# Provided data:
--------------------
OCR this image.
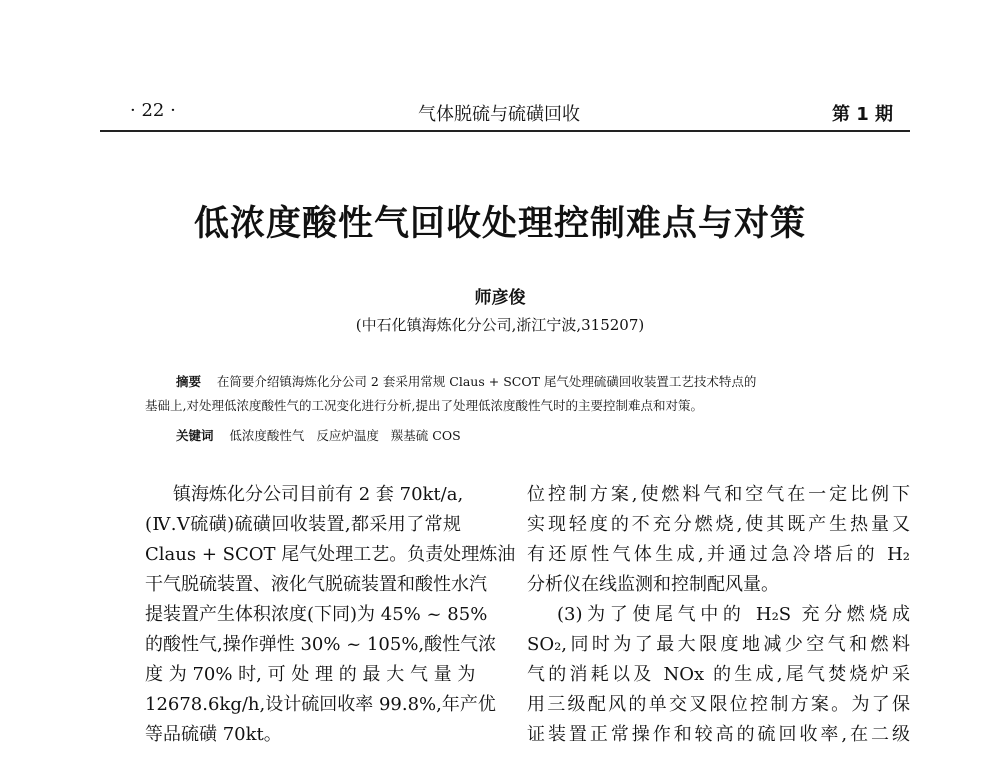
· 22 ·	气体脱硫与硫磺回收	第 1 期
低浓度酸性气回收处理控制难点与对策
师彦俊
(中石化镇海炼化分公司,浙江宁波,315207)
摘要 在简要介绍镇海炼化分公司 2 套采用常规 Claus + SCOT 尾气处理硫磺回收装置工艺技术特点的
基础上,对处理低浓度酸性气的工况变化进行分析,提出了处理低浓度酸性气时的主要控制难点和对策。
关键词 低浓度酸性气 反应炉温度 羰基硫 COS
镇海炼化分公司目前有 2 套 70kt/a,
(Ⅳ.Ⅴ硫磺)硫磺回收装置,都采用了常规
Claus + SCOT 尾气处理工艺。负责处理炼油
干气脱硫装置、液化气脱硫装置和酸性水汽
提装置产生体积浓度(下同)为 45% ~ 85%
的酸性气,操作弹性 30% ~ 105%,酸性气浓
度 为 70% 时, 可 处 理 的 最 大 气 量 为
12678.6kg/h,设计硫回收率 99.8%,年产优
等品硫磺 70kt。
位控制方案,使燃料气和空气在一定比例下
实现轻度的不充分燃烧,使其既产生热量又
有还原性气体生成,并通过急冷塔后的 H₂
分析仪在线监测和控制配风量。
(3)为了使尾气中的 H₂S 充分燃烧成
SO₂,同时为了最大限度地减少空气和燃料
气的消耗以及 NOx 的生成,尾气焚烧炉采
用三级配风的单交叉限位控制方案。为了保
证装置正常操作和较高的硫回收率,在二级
--------------------
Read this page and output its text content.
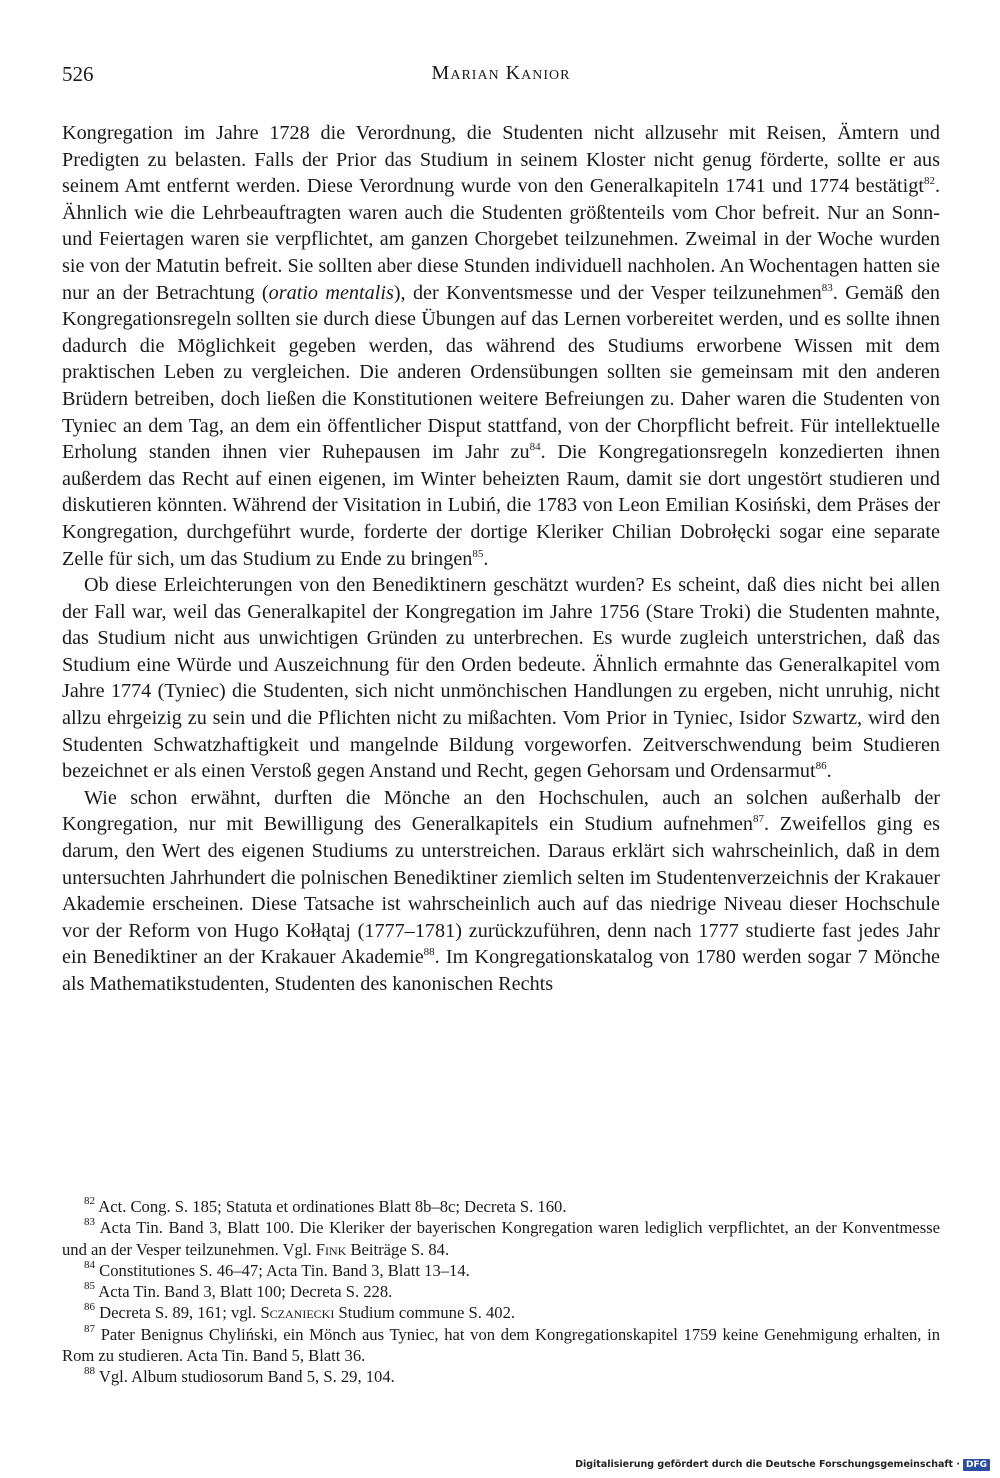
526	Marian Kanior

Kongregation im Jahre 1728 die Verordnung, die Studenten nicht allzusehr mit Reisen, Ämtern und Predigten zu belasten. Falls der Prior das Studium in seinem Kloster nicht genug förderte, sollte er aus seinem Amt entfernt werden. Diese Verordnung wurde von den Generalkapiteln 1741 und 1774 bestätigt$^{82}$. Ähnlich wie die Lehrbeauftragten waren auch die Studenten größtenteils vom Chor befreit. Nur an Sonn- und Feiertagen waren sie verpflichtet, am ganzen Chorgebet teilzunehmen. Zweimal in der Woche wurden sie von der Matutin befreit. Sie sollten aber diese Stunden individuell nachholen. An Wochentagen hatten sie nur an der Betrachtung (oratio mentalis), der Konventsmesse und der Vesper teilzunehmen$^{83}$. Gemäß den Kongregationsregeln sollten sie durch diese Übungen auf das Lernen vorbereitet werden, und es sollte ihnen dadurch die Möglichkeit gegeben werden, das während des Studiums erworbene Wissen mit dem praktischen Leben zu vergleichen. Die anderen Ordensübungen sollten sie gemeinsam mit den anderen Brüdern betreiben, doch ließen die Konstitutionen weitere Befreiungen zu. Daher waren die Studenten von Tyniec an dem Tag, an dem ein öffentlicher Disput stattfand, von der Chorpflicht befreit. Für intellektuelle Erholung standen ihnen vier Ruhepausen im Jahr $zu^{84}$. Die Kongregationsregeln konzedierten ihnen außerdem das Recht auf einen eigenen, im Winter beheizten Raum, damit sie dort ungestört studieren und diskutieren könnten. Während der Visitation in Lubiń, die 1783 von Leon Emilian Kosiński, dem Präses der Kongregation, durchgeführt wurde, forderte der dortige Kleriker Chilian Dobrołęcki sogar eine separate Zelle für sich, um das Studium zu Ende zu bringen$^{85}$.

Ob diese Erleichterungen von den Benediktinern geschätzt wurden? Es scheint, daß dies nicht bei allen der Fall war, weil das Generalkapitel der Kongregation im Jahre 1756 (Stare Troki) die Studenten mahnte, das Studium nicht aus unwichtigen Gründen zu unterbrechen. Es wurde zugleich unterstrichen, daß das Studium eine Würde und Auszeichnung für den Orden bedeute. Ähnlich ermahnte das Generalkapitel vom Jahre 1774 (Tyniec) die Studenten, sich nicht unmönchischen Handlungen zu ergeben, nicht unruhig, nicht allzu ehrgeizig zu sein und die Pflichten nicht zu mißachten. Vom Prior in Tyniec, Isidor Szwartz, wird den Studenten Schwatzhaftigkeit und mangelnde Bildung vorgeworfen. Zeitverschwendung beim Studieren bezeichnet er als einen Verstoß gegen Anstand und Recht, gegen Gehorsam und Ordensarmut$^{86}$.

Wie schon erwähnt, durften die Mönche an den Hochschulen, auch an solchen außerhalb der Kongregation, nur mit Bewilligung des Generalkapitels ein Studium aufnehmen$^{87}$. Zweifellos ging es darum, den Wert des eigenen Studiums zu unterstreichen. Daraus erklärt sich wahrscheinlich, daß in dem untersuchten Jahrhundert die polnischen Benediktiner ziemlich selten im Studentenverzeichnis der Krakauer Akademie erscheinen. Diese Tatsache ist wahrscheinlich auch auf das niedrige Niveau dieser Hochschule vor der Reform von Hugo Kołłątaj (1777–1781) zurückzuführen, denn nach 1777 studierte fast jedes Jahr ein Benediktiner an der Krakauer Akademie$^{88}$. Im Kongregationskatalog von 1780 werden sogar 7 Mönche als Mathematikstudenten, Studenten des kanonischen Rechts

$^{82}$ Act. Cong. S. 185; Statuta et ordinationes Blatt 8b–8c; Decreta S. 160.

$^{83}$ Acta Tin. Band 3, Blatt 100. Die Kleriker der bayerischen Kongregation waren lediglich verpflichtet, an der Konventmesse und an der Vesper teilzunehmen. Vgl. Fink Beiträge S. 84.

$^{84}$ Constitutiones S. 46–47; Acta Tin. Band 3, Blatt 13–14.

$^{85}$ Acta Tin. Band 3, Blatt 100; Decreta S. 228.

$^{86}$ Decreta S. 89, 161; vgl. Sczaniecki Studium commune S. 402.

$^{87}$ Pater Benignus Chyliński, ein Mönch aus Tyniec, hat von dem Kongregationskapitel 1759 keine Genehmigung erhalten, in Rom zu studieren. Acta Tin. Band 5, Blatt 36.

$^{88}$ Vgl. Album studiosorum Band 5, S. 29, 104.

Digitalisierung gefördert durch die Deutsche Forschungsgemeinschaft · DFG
--------------------
# Aim of the task:
What is the number of lines in these records that contain "SCOT"? Reply with the number only.

# Written solution:
2